Please copy the forum thread beginning at "I hope you don't" and stopping after "else's messages, obviously.", and swap "translation" for "rendering".

Start of Passage shown

I hope you don't think you're correcting _me_, I didn't write the stupid thing. When you say the form "yours" does not exist in Portuguese, you must be thinking I wrote it but I'm doing a translation of somebody else's messages, obviously.
 Anyway nobody is addressing the only interesting issue, namely that the author has a woman's name and signs "seu boiola".


----------



## mglenadel

It appears to me that the woman is dissatisfied with the man, vis-à-vis sexual performance or she is asserting a kind of active, nay, nymphomaniac sexual ethos to their relationship. She sends him spicy photos of naked women to arouse/defy him and she calls him a faggot, to make him feel the need to prove his prowess to her.


----------



## William Stein

mglenadel said:


> It appears to me that the woman is dissatisfied with the man, vis-à-vis sexual performance or she is asserting a kind of active, nay, nymphomaniac sexual ethos to their relationship. She sends him spicy photos of naked women to arouse/defy him and she calls him a faggot, to make him feel the need to prove his prowess to her.

End of Passage shown
Start of Listed entries

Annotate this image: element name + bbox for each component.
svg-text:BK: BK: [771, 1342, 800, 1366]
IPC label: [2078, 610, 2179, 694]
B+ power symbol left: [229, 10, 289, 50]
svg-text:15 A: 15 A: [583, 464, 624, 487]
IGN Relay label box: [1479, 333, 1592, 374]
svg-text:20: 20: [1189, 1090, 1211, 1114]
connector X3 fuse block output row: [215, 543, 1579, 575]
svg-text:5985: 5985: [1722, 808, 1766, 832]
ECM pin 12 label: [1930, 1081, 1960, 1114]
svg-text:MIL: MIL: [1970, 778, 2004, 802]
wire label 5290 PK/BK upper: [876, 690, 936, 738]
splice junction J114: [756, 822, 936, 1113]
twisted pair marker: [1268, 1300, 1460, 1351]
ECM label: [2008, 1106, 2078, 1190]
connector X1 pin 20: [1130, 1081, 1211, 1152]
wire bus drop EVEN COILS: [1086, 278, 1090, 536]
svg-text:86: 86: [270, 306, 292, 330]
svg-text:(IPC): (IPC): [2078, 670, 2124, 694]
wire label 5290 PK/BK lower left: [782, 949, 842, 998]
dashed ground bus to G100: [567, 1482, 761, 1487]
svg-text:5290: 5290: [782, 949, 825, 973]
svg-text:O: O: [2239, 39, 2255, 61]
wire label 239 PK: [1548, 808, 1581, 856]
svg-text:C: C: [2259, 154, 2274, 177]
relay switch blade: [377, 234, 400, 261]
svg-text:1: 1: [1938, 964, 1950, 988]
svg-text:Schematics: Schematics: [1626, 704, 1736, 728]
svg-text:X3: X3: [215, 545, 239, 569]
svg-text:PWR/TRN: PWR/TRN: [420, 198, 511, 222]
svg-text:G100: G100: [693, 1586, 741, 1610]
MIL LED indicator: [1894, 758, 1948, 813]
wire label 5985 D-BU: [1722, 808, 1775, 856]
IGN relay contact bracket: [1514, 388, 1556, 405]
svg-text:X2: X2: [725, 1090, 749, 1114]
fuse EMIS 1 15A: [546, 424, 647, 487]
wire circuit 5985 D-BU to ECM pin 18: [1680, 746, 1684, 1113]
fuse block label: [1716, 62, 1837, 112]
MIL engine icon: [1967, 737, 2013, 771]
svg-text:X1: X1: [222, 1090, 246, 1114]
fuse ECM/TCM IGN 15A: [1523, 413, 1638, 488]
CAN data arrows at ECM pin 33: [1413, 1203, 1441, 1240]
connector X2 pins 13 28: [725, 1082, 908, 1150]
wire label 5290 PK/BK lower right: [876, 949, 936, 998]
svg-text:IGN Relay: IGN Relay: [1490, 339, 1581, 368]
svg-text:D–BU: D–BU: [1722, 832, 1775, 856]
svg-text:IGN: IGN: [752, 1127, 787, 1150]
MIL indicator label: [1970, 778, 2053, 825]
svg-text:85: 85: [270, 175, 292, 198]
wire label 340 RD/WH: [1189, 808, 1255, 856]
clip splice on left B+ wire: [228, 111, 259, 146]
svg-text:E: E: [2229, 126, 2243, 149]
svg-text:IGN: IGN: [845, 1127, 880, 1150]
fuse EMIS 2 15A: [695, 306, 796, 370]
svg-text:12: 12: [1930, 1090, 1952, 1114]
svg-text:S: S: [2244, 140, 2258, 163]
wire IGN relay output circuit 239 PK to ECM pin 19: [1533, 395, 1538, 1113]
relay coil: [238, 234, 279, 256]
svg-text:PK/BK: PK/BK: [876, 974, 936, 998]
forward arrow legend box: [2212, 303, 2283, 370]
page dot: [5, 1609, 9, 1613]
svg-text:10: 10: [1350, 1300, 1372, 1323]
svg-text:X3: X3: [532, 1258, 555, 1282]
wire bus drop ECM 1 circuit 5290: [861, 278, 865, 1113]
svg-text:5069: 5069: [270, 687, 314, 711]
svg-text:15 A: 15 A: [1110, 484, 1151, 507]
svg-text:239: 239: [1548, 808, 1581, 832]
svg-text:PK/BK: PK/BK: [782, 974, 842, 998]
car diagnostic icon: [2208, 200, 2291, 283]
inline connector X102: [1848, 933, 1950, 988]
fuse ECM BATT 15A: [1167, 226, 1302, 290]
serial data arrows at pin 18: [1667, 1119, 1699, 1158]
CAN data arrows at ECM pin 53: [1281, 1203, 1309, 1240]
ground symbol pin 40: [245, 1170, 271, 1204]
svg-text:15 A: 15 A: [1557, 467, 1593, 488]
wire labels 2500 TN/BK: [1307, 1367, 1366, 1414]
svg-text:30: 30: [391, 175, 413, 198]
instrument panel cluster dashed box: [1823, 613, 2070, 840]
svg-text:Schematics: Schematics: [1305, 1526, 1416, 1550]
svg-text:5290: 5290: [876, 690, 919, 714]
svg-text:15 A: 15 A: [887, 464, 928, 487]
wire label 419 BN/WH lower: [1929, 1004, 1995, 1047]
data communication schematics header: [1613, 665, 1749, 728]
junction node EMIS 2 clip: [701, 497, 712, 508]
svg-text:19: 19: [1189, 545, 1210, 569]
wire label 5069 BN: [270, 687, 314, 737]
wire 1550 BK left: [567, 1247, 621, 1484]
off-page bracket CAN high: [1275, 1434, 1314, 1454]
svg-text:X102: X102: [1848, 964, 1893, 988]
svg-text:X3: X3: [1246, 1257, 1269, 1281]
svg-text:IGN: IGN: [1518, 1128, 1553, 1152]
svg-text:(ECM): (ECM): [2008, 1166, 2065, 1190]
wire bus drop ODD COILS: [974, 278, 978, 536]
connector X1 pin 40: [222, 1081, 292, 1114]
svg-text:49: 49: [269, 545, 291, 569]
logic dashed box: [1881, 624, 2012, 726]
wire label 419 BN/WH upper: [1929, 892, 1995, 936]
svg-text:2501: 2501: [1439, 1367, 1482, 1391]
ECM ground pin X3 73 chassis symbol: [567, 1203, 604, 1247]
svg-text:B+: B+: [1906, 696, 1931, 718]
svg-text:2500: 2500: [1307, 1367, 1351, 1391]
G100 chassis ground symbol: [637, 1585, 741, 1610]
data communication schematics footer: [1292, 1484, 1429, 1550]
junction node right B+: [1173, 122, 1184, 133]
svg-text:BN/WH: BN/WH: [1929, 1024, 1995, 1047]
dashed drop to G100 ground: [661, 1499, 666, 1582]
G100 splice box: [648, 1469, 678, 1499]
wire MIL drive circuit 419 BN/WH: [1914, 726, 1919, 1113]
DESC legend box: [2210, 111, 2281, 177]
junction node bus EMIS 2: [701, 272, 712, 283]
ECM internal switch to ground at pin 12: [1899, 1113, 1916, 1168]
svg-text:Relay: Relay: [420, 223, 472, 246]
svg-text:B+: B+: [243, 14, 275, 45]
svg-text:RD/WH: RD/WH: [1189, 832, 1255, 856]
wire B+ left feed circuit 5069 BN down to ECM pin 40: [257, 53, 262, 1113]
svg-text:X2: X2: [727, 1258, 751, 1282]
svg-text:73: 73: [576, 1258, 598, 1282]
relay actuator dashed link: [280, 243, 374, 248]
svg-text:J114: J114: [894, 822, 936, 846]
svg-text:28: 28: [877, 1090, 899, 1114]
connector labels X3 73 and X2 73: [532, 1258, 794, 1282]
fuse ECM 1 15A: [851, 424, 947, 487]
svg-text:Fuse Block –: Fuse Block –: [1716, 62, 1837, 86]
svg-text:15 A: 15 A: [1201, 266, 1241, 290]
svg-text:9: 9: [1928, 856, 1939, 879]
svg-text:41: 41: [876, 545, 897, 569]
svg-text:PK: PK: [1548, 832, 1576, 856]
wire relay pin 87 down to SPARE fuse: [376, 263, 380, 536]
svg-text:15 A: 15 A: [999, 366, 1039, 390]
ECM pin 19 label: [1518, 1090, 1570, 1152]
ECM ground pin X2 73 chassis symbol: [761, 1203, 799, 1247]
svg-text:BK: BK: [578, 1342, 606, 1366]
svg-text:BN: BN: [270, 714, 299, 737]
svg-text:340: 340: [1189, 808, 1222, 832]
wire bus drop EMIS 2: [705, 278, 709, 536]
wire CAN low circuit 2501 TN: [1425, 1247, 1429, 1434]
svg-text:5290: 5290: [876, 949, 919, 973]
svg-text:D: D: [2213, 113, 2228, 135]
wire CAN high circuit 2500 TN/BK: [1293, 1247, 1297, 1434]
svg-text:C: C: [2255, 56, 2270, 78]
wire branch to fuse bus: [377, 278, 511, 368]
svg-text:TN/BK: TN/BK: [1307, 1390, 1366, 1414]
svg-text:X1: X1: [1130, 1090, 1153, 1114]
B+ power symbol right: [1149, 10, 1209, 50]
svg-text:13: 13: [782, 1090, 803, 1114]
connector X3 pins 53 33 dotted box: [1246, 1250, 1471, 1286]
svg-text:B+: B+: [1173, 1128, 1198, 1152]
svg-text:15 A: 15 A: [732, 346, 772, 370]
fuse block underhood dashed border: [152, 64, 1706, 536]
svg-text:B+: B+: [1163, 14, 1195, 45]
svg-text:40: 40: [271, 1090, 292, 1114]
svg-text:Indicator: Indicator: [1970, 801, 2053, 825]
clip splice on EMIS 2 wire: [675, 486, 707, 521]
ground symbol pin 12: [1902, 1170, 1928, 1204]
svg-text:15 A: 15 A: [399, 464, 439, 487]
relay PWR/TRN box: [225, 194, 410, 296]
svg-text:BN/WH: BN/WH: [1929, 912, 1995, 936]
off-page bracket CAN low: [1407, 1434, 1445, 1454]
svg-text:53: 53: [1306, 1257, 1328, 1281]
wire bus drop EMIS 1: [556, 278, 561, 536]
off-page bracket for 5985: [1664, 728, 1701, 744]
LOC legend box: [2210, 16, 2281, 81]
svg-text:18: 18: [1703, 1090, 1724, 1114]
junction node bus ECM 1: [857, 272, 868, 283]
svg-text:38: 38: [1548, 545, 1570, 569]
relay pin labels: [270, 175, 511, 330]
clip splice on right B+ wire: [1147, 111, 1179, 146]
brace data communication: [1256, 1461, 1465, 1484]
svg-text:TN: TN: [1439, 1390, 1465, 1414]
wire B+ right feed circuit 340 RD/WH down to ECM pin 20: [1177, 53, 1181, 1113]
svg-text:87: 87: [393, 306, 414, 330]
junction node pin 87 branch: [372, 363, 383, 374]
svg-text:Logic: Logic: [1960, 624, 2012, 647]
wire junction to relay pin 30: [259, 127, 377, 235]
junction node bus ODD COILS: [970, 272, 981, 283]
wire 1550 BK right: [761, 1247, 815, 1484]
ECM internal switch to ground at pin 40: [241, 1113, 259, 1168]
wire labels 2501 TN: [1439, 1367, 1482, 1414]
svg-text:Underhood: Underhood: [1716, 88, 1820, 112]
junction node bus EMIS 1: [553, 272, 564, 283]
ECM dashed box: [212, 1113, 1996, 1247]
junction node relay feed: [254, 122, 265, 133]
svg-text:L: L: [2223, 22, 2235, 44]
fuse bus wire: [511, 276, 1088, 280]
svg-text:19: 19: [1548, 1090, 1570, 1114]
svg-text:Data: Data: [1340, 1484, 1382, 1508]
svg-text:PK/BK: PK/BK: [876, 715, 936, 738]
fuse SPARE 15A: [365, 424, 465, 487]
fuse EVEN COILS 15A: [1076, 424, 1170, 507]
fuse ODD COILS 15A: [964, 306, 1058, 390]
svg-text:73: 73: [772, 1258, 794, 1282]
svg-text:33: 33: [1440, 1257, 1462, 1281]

End of Listed entries

_Output for this task_
I hope you don't think you're correcting _me_, I didn't write the stupid thing. When you say the form "yours" does not exist in Portuguese, you must be thinking I wrote it but I'm doing a rendering of somebody else's messages, obviously.